▶ _Work order_:
Render this sentence from the text on the band Uncle Wiggly in Spanish: "Wm. Berger and James Kavoussi alternated as guitarist and drummer while Anzalone remained on bass."

▶ _Document text_:
______

- Origin: New York City, New York, United States
- Genres: Indie rock, power pop, psychedelic rock, college rock, experimental rock
- Years active: 1988–1998
- Labels: Nur Sch., See Eye, D.U., Shimmy Disc, Hemiola, TeenBeat, Dark Beloved Cloud
- Spinoff of: Fly Ashtray
- Members: Wm. Berger James Kavoussi Mike Anzalone
- Past members: Jenna McGrath

= Uncle Wiggly (band) =

American rock band

Uncle Wiggly was a band formed in New York City in 1989, composed of members William Berger, Michael Anzalone and James Kavoussi.

==Members==
The band was formed by WFMU radio personality Wm. Berger with two members of the New York band Fly Ashtray, James Kavoussi and Michael Anzalone.

Wm. Berger and James Kavoussi alternated as guitarist and drummer while Anzalone remained on bass. All three members sang and composed.

Their sound was a complex filter of their favorite music, including early Pink Floyd, the Krautrock movement and early SST Records artists like Meat Puppets and The Minutemen.

==Releases==
Their first release was on the Nur Scheiss record label (Austria) and was titled He Went There So Why Don’t We Go? They were later signed to Shimmy Disc and released Across the Room and Into Your Lap in 1991, with Shimmy guru Mark Kramer creating the final mix from the band's master tapes.

During their tour of Europe in 1991, an equipment driver coined the bizarre phrase “There Was an Elk!”. This became the title of their self-produced third album, released on Shimmy Disc in 1992.

1994 saw the release of some rare live and unreleased tracks on cassette label D.U. Records called I Got Your Uncle Wiggly Right Here featuring tracks from 1988-93.

______

▶ _Record extracts_:
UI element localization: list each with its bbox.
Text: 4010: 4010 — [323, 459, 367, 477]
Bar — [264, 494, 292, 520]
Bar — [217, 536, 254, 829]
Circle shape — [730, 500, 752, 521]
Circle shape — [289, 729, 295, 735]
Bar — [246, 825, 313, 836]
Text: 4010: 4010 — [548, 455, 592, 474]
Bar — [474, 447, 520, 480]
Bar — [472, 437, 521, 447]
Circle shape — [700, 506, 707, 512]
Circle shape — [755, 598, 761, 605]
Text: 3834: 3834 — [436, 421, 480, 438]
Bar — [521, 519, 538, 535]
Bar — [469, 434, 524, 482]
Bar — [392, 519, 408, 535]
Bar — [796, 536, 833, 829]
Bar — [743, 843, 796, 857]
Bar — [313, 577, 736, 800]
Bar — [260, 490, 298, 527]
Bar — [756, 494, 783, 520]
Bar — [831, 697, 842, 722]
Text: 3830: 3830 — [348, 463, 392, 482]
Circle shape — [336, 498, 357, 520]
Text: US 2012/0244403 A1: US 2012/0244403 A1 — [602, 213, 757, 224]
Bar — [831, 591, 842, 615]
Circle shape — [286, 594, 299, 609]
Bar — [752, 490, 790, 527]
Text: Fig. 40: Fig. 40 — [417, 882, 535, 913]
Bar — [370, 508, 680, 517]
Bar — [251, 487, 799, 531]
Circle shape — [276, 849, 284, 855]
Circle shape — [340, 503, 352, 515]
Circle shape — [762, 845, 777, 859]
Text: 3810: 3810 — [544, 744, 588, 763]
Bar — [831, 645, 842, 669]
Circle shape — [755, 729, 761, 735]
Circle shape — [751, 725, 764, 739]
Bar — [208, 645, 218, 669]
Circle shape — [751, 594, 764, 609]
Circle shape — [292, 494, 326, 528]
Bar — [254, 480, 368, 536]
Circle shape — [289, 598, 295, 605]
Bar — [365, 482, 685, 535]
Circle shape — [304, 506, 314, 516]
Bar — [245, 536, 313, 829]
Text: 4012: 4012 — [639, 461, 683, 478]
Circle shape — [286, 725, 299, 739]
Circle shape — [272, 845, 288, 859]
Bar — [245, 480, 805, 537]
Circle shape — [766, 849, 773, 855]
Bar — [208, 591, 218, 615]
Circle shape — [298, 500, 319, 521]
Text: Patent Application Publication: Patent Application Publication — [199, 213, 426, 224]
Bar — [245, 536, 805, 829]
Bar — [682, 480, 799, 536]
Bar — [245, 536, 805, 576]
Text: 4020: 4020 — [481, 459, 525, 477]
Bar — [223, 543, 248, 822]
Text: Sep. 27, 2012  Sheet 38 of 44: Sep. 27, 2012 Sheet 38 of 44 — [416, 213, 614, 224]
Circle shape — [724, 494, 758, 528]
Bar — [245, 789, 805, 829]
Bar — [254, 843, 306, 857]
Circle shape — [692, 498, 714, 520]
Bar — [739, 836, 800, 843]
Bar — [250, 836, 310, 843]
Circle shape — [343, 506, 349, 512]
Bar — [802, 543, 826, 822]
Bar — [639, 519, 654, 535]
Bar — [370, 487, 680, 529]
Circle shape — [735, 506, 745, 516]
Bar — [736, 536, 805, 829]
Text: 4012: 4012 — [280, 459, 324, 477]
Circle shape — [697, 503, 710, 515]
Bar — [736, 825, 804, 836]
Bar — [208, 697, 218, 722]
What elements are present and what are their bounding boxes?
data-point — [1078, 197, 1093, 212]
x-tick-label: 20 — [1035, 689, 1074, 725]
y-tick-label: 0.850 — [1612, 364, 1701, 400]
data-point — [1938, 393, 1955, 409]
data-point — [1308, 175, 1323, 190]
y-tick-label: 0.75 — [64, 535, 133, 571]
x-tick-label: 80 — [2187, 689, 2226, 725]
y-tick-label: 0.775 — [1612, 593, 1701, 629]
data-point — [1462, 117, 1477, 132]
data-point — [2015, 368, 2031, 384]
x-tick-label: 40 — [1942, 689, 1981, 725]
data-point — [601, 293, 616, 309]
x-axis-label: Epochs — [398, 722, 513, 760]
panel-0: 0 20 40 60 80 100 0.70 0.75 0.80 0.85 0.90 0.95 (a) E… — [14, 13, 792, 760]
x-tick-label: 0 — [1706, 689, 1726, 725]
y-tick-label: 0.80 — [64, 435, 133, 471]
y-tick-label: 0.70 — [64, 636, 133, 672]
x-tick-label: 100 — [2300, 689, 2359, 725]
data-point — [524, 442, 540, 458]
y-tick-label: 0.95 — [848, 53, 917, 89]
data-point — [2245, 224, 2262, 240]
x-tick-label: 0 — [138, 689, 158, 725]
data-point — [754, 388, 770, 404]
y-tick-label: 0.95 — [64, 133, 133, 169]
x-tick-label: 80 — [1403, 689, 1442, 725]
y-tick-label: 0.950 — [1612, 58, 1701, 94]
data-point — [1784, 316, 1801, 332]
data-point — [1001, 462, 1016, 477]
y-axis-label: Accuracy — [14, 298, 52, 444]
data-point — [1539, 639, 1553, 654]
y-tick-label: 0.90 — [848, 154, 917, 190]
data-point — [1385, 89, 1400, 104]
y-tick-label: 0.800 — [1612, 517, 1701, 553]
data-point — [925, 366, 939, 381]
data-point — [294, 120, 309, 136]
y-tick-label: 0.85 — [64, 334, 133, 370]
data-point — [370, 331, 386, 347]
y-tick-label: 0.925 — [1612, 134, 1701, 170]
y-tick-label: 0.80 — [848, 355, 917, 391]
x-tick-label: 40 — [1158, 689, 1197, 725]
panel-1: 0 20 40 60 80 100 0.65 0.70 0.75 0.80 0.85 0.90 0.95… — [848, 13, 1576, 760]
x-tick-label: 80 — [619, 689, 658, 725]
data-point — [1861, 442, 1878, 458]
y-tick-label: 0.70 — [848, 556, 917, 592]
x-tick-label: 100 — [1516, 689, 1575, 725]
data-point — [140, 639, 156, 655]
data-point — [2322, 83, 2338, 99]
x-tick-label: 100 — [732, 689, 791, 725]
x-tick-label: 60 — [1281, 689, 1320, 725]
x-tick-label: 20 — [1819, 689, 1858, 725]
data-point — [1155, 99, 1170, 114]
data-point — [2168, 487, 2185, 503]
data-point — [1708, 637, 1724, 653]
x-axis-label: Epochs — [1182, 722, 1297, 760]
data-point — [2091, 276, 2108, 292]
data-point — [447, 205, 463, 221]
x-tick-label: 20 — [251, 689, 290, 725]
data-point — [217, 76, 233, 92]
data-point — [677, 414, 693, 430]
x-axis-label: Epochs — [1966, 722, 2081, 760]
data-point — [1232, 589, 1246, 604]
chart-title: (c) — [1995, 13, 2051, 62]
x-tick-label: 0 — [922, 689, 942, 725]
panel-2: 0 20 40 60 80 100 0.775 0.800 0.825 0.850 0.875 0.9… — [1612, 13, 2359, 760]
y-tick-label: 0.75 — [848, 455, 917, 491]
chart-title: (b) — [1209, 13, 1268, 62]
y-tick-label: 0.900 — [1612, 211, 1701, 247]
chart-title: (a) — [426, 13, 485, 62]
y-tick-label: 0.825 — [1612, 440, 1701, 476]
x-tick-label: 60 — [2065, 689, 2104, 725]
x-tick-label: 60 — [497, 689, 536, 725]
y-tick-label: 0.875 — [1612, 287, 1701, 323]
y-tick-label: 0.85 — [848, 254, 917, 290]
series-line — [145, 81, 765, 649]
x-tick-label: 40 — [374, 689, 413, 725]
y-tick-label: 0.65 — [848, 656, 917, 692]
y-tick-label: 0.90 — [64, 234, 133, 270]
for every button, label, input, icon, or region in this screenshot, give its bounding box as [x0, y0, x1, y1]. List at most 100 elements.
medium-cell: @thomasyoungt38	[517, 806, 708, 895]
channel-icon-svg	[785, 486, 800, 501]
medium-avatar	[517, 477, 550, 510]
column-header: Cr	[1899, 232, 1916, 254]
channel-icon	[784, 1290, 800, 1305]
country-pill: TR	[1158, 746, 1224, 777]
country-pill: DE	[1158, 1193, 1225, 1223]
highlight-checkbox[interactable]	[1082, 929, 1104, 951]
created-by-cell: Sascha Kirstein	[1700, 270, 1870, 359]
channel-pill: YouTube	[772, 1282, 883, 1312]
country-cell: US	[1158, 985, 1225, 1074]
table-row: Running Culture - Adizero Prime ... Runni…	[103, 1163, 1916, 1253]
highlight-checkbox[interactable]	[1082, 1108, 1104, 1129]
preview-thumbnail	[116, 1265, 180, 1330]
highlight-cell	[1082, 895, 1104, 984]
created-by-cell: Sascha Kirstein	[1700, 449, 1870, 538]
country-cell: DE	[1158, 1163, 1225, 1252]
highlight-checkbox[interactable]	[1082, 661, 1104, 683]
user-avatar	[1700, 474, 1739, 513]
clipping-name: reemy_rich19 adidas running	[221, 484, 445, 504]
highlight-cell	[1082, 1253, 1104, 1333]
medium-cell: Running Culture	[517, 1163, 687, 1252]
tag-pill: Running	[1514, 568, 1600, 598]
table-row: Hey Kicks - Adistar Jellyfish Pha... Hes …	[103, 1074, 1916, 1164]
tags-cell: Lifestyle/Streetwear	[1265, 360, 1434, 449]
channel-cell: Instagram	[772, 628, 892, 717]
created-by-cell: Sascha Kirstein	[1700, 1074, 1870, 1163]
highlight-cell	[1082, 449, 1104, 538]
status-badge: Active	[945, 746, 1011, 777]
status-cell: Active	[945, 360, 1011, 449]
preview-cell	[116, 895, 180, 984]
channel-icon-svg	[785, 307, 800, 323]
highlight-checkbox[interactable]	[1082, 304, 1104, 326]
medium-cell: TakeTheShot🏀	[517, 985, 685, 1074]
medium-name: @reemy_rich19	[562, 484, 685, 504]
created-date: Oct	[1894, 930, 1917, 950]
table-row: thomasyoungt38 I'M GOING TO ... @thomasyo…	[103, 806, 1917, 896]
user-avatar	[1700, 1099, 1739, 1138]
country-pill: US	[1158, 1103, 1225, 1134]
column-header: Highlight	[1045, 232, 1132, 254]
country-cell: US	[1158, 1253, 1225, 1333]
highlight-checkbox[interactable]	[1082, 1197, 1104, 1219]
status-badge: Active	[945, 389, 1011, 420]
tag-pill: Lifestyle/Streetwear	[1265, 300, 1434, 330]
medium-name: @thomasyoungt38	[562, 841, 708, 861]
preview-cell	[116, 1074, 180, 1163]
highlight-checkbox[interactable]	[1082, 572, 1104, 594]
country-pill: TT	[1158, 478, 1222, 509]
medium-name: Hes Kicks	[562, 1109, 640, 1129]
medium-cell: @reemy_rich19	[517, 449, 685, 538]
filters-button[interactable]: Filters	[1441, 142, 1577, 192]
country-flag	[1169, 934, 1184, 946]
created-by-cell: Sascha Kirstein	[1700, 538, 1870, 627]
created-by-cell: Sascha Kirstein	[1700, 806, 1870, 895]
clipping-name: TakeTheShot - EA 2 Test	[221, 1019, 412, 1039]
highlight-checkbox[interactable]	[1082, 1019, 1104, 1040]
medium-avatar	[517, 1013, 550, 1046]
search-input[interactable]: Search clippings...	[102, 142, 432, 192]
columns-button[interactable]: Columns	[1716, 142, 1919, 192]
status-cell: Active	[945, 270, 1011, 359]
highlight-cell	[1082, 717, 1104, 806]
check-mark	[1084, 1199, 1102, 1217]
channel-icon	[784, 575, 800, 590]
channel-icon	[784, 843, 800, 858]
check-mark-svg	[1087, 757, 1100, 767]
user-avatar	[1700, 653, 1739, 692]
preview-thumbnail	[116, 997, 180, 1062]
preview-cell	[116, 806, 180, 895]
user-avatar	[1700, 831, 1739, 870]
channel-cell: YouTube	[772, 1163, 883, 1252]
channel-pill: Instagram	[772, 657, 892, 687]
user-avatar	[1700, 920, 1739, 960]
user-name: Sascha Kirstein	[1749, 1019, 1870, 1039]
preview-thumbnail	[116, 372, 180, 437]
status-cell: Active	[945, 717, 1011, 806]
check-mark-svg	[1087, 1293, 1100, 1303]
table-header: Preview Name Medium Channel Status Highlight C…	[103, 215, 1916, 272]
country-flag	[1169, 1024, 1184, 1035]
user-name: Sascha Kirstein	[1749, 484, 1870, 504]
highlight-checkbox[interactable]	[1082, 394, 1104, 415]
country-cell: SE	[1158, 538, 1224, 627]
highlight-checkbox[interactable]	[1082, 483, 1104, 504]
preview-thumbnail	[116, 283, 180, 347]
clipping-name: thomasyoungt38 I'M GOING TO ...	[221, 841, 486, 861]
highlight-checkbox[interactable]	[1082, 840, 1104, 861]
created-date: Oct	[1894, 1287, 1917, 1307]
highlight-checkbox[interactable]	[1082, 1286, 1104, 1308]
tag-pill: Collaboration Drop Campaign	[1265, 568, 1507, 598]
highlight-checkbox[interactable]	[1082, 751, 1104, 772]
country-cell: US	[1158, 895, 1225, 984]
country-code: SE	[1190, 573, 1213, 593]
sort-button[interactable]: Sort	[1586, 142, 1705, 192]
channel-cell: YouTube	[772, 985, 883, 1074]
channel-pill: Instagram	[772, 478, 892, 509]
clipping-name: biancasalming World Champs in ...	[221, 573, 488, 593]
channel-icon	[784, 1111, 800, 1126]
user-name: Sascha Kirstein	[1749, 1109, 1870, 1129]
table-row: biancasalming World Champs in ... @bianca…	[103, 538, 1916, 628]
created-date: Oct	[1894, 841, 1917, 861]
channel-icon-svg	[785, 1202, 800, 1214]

______

▶ _Response to this exercise_:
Wm. Berger y James Kavoussi se alternaban como guitarrista y baterista, mientras que Anzalone permanecía en el bajo.